# [Goal]
Return the listing word for word, as given.

# [Dataset entries]
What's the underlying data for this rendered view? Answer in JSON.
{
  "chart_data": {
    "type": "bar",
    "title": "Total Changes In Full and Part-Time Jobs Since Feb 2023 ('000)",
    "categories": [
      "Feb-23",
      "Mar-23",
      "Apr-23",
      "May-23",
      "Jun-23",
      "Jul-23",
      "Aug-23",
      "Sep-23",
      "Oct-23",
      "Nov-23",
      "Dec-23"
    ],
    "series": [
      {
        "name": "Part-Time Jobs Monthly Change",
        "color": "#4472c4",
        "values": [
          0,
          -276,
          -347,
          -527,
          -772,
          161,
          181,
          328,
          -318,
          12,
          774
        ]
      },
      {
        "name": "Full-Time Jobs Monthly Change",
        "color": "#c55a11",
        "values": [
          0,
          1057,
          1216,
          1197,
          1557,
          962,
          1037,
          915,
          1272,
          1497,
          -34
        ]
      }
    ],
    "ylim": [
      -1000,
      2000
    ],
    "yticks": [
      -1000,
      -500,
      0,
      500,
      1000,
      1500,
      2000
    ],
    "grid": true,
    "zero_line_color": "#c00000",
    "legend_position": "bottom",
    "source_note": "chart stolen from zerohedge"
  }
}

# [Answer to this task]
What's the underlying data for this rendered view? Answer in JSON.
{
  "chart_data": {
    "type": "bar",
    "title": "Total Changes In Full and Part-Time Jobs Since Feb 2023 ('000)",
    "categories": [
      "Feb-23",
      "Mar-23",
      "Apr-23",
      "May-23",
      "Jun-23",
      "Jul-23",
      "Aug-23",
      "Sep-23",
      "Oct-23",
      "Nov-23",
      "Dec-23"
    ],
    "series": [
      {
        "name": "Part-Time Jobs Monthly Change",
        "color": "#4472c4",
        "values": [
          0,
          -276,
          -347,
          -527,
          -772,
          161,
          181,
          328,
          -318,
          12,
          774
        ]
      },
      {
        "name": "Full-Time Jobs Monthly Change",
        "color": "#c55a11",
        "values": [
          0,
          1057,
          1216,
          1197,
          1557,
          962,
          1037,
          915,
          1272,
          1497,
          -34
        ]
      }
    ],
    "ylim": [
      -1000,
      2000
    ],
    "yticks": [
      -1000,
      -500,
      0,
      500,
      1000,
      1500,
      2000
    ],
    "grid": true,
    "zero_line_color": "#c00000",
    "legend_position": "bottom",
    "source_note": "chart stolen from zerohedge"
  }
}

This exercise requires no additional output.